Input data:

■ ■ ■ ■

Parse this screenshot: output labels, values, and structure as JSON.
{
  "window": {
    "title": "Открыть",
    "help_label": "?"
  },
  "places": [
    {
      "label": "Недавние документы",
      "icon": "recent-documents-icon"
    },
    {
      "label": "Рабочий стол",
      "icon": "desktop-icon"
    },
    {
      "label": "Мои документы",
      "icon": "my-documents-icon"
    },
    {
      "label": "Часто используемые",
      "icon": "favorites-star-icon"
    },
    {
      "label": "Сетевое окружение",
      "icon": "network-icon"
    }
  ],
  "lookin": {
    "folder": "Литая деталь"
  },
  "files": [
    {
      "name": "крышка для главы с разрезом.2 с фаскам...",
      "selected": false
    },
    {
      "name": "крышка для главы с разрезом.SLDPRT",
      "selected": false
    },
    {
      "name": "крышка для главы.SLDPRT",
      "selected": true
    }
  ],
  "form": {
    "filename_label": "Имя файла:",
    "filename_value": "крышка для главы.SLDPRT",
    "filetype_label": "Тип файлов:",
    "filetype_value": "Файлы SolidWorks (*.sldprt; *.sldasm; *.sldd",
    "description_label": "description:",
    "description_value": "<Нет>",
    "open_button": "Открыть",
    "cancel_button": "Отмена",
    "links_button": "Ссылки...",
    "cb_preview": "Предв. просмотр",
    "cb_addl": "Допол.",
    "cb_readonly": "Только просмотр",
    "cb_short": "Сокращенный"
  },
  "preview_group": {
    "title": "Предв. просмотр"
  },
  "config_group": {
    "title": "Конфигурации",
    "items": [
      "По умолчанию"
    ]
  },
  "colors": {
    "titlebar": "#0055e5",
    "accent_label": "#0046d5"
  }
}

■ ■ ■ ■

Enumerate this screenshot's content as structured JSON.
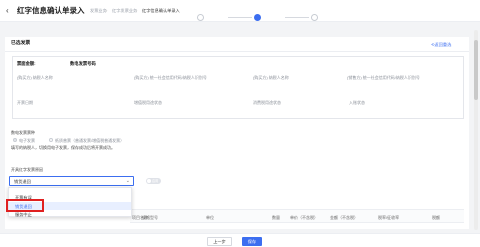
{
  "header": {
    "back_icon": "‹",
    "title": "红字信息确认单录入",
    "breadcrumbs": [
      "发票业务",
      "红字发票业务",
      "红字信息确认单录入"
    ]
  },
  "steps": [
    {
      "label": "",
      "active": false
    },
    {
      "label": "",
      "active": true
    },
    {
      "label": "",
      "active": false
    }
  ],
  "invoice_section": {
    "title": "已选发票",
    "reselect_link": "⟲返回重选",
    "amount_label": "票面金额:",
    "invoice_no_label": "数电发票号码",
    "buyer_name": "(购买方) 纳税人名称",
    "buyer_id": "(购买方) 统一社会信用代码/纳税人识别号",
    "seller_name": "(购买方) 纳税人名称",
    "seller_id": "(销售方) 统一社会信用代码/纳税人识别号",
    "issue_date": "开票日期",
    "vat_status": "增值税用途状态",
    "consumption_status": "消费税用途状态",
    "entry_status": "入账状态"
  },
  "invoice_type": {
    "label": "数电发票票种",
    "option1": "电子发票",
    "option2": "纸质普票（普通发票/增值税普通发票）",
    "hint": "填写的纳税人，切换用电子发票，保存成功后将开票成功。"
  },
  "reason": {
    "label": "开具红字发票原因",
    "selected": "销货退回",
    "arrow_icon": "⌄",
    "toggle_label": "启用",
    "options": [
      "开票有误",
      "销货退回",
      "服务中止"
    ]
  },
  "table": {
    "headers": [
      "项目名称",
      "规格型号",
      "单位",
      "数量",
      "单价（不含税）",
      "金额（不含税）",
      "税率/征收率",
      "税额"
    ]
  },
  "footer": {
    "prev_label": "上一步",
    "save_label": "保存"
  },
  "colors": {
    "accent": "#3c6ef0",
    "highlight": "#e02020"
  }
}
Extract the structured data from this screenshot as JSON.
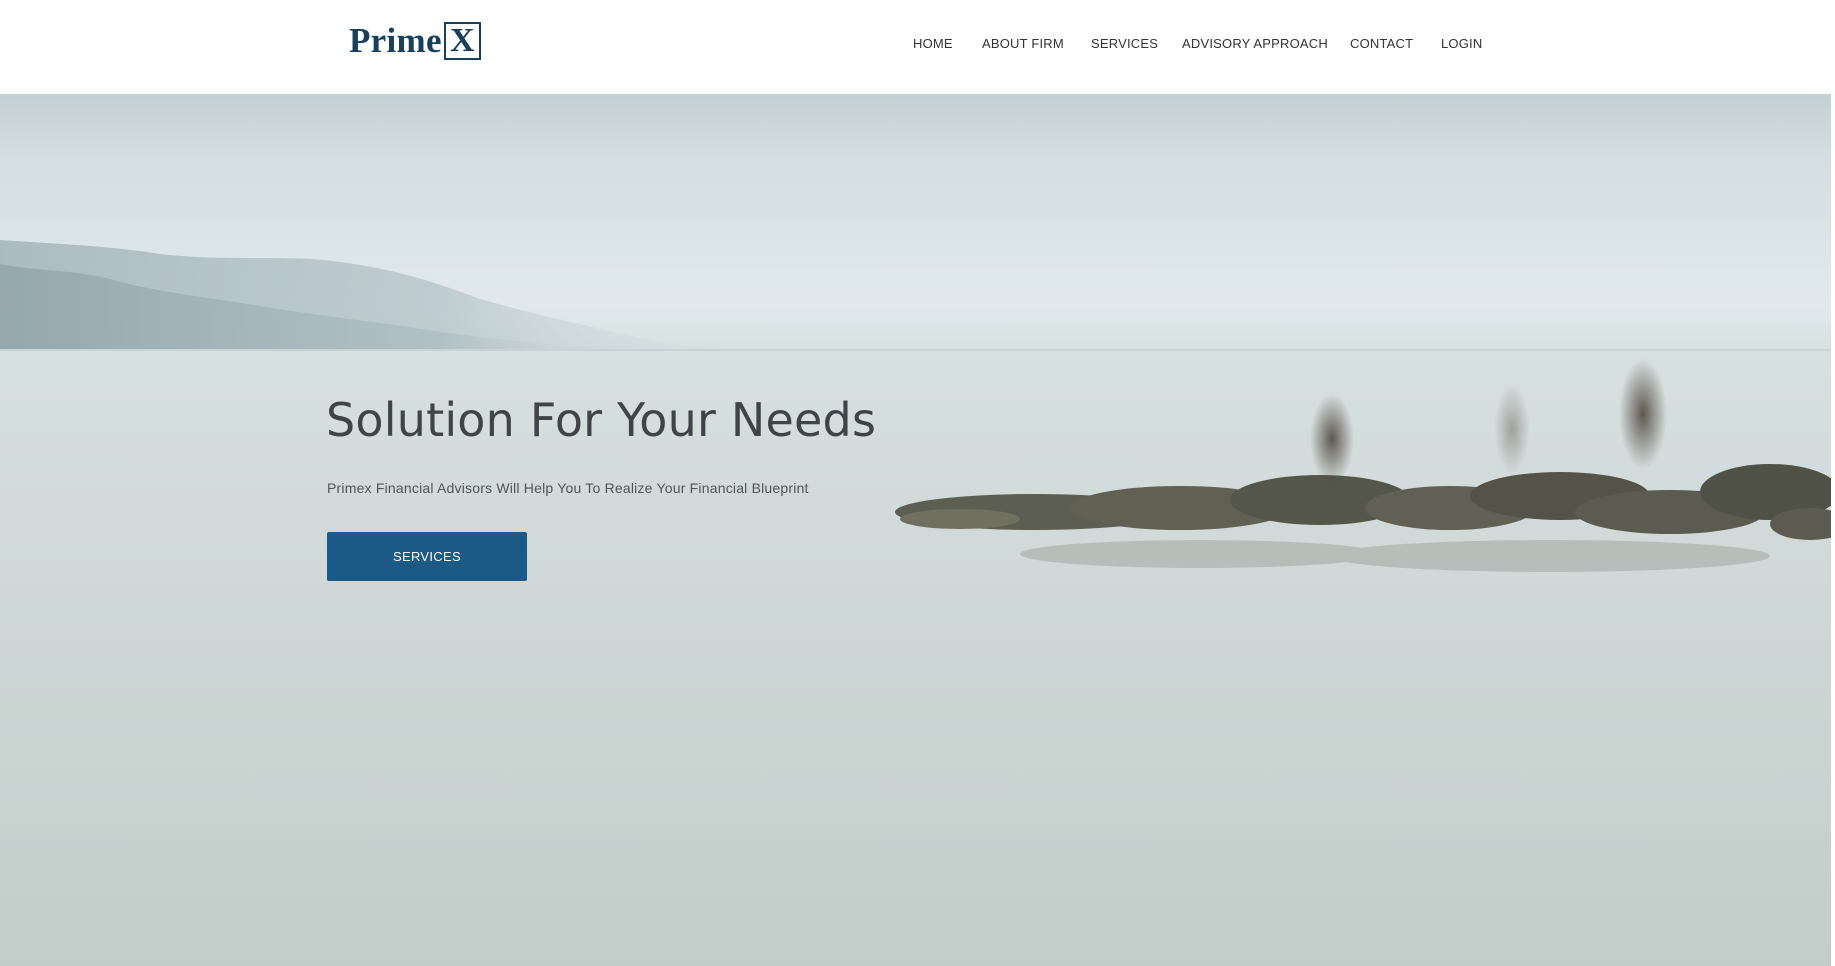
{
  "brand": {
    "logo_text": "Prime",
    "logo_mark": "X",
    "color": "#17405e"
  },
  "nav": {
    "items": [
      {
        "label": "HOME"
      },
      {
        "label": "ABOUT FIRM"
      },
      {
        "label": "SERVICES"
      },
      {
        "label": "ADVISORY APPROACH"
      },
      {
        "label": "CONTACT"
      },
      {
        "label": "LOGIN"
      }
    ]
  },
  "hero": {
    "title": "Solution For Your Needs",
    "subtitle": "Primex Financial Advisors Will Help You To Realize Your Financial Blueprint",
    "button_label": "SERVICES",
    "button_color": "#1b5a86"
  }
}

■ ■ ■ ■

Note every line above where the string "this" shows up, and copy those lines.

Parse this screenshot: output labels, values, and structure as JSON.
Enumerate this screenshot's content as structured JSON.
Extract the structured data from this screenshot as JSON.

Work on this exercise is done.